**Task statement:**
Look through the material and copy each line holding "backed".
"""
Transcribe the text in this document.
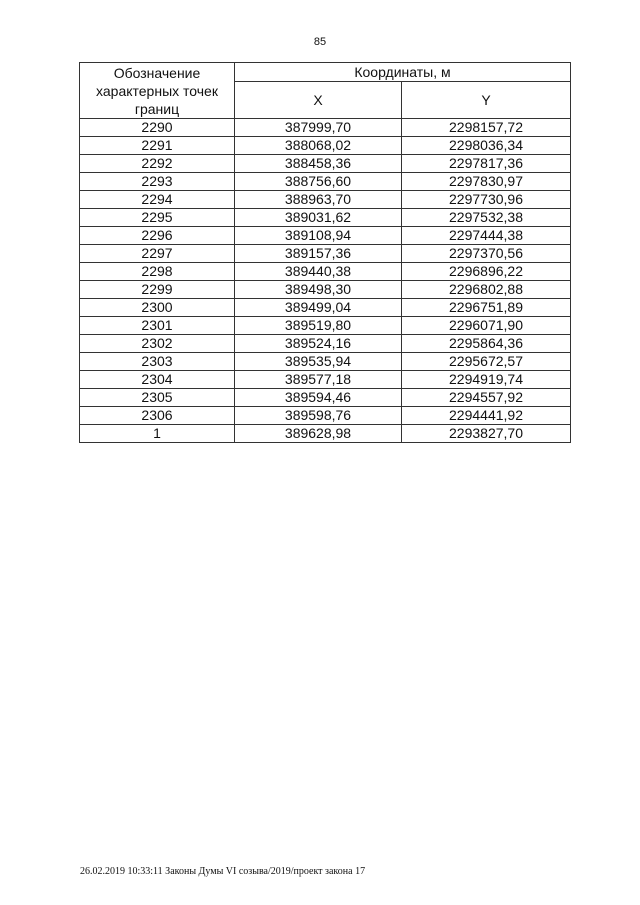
85
Обозначение характерных точек границ	Координаты, м	
	X	Y
2290	387999,70	2298157,72
2291	388068,02	2298036,34
2292	388458,36	2297817,36
2293	388756,60	2297830,97
2294	388963,70	2297730,96
2295	389031,62	2297532,38
2296	389108,94	2297444,38
2297	389157,36	2297370,56
2298	389440,38	2296896,22
2299	389498,30	2296802,88
2300	389499,04	2296751,89
2301	389519,80	2296071,90
2302	389524,16	2295864,36
2303	389535,94	2295672,57
2304	389577,18	2294919,74
2305	389594,46	2294557,92
2306	389598,76	2294441,92
1	389628,98	2293827,70
26.02.2019 10:33:11 Законы Думы VI созыва/2019/проект закона 17
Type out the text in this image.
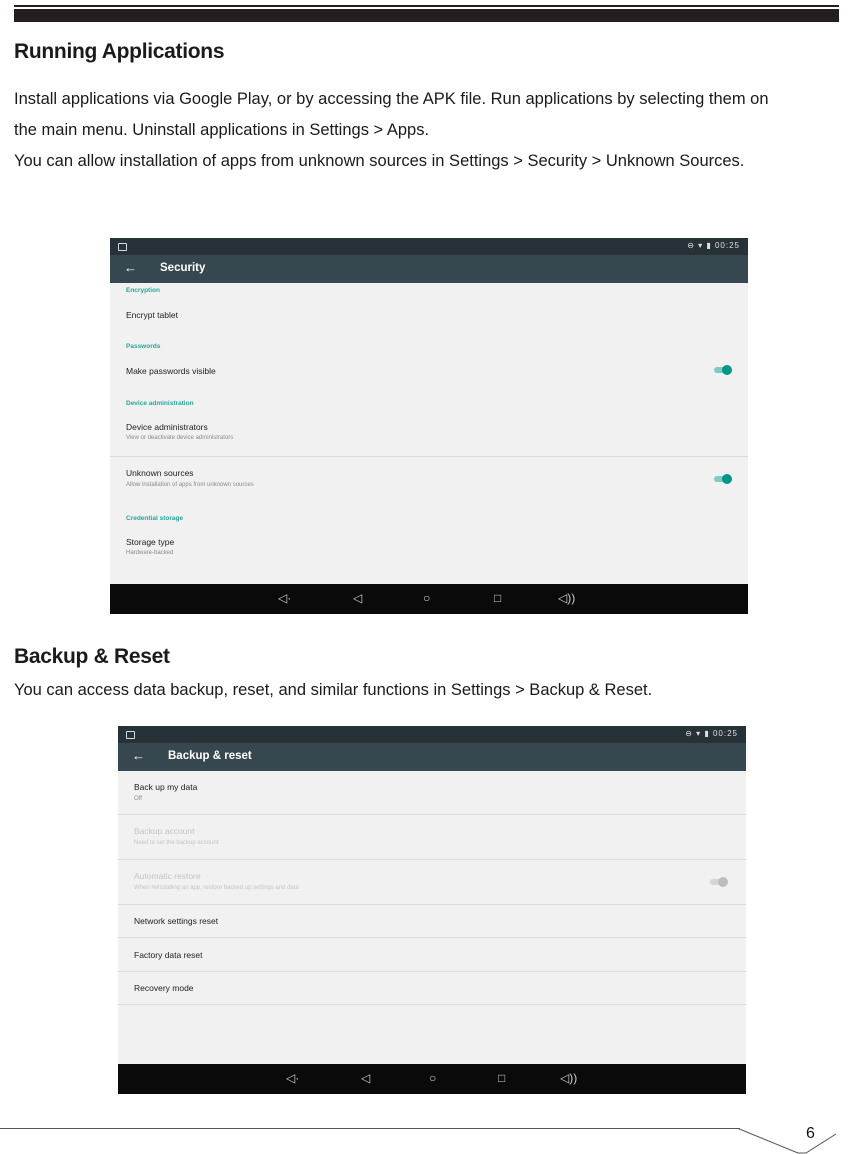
Running Applications
Install applications via Google Play, or by accessing the APK file. Run applications by selecting them on
the main menu. Uninstall applications in Settings > Apps.
You can allow installation of apps from unknown sources in Settings > Security > Unknown Sources.
⊖ ▾ ▮ 00:25
← Security
Encryption
Encrypt tablet
Passwords
Make passwords visible
Device administration
Device administrators
View or deactivate device administrators
Unknown sources
Allow installation of apps from unknown sources
Credential storage
Storage type
Hardware-backed
◁·	◁	○	□	◁))
Backup & Reset

You can access data backup, reset, and similar functions in Settings > Backup & Reset.

⊖ ▾ ▮ 00:25
← Backup & reset
Back up my data
Off
Backup account
Need to set the backup account
Automatic restore
When reinstalling an app, restore backed up settings and data
Network settings reset
Factory data reset
Recovery mode
◁·	◁	○	□	◁))
6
"""
**Written solution:**
Hardware-backed
When reinstalling an app, restore backed up settings and data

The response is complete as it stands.